◆ Problem statement
Extract each line holding the word "true" from the entries.

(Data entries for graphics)
* * * * *
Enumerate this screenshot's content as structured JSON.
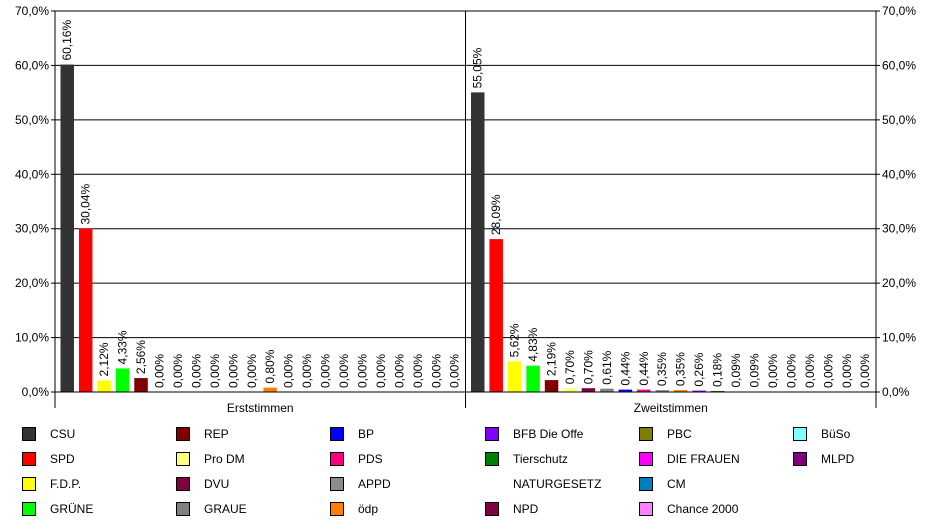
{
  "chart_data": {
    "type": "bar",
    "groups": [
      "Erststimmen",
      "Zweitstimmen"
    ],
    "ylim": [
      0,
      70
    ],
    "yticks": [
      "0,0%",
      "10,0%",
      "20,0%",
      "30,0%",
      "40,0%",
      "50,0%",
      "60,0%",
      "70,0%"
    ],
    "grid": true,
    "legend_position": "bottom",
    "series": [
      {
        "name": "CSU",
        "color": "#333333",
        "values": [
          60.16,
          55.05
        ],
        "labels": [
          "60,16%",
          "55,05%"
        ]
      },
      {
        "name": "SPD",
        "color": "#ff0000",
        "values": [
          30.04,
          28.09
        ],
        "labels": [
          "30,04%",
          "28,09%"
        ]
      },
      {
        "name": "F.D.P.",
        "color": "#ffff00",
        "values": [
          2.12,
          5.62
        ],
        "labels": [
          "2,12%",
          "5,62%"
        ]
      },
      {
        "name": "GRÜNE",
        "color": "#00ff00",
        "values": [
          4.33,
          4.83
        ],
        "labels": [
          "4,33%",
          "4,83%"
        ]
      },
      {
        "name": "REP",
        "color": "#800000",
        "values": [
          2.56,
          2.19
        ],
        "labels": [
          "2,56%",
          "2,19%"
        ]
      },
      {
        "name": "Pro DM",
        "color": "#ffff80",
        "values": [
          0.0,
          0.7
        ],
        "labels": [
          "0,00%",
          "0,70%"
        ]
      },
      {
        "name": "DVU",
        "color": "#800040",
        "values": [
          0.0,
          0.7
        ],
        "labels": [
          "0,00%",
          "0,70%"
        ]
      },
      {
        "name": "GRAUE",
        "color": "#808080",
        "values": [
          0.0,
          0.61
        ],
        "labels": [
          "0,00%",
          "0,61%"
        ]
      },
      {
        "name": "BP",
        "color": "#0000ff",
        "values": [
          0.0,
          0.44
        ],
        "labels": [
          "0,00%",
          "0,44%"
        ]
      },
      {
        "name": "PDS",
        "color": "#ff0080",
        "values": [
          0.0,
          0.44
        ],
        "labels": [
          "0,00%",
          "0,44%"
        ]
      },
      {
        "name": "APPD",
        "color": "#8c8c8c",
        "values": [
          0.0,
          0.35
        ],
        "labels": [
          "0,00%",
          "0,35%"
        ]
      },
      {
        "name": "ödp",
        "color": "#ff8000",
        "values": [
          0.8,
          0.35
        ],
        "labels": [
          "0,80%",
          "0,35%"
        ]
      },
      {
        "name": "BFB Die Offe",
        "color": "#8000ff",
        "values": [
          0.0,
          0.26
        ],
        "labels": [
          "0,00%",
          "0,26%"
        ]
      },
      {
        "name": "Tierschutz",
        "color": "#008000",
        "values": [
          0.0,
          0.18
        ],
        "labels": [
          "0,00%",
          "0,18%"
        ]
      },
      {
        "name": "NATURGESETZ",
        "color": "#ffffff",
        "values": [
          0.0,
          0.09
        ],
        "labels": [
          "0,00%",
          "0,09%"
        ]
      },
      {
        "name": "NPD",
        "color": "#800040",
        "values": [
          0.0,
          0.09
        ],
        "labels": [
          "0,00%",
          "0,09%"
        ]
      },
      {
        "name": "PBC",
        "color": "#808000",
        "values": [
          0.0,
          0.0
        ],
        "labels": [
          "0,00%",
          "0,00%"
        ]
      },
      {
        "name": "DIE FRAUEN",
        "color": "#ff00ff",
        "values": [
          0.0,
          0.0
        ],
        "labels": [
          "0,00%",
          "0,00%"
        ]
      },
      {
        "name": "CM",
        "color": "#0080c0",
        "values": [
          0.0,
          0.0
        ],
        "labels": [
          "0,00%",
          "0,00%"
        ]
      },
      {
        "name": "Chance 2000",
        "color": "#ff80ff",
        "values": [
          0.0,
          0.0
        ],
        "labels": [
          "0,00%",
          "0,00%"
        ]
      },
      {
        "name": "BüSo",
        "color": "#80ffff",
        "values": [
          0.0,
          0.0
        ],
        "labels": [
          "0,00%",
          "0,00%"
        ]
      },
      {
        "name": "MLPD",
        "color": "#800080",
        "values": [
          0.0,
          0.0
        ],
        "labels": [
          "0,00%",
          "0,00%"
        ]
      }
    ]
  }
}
* * * * *
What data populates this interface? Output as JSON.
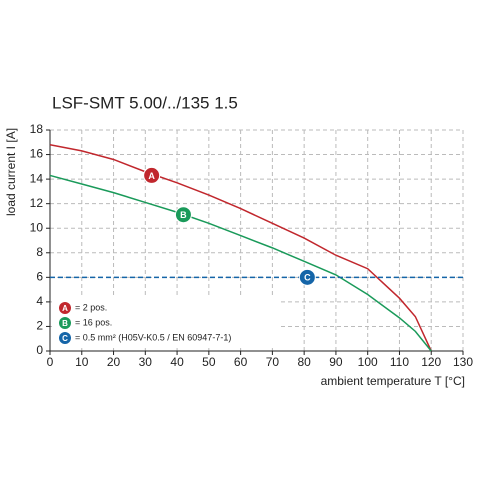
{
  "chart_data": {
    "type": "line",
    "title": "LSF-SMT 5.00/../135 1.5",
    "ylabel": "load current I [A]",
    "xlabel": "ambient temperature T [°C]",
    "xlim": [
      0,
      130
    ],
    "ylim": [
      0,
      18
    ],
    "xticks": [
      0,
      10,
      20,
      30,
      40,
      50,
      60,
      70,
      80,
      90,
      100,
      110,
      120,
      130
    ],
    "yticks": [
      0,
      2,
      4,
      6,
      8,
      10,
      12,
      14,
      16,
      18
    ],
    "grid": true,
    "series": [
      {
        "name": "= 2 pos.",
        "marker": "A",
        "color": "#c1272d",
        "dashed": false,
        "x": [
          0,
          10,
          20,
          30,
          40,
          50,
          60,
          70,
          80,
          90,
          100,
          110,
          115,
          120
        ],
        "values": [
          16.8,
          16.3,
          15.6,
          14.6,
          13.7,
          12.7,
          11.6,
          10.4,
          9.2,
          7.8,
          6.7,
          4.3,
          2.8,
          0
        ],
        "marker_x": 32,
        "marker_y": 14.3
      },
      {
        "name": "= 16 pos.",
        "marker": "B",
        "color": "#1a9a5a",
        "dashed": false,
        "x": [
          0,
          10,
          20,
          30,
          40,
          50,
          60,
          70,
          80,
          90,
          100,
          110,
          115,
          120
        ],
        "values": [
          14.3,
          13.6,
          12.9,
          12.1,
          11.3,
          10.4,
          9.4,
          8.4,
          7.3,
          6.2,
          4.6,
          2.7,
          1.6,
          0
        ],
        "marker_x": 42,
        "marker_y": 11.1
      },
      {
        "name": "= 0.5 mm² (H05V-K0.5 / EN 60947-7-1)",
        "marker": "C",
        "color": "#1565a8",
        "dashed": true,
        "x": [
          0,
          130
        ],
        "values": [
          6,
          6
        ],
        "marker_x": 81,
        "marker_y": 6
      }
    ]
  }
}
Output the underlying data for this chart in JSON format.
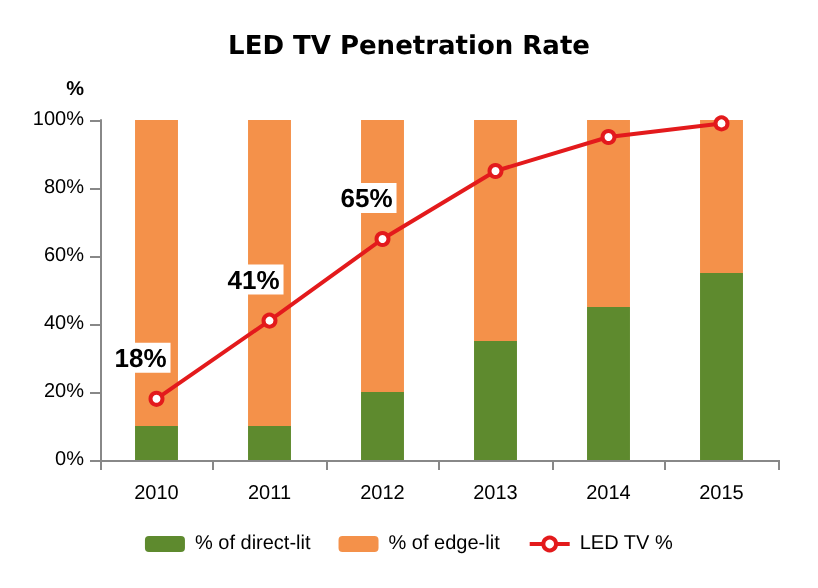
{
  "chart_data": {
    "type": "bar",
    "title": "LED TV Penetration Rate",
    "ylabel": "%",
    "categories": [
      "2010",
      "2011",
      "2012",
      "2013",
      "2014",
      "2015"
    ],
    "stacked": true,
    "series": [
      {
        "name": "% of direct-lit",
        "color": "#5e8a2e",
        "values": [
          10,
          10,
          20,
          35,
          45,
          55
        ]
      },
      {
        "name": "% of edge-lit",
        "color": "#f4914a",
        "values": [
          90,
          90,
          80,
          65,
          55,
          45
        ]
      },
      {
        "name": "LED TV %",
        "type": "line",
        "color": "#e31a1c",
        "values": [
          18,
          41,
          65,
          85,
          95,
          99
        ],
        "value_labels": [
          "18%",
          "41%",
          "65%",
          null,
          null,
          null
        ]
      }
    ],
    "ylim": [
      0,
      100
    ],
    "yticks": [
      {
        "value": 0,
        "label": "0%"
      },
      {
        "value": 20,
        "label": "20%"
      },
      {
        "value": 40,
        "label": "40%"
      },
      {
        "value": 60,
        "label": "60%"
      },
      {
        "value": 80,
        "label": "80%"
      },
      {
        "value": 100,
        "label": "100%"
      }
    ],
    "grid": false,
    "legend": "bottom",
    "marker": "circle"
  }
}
* * * * *
◆ Written solution
    "grid": true,
    "grid": true,
        "dashed": true,
    "stacked": true,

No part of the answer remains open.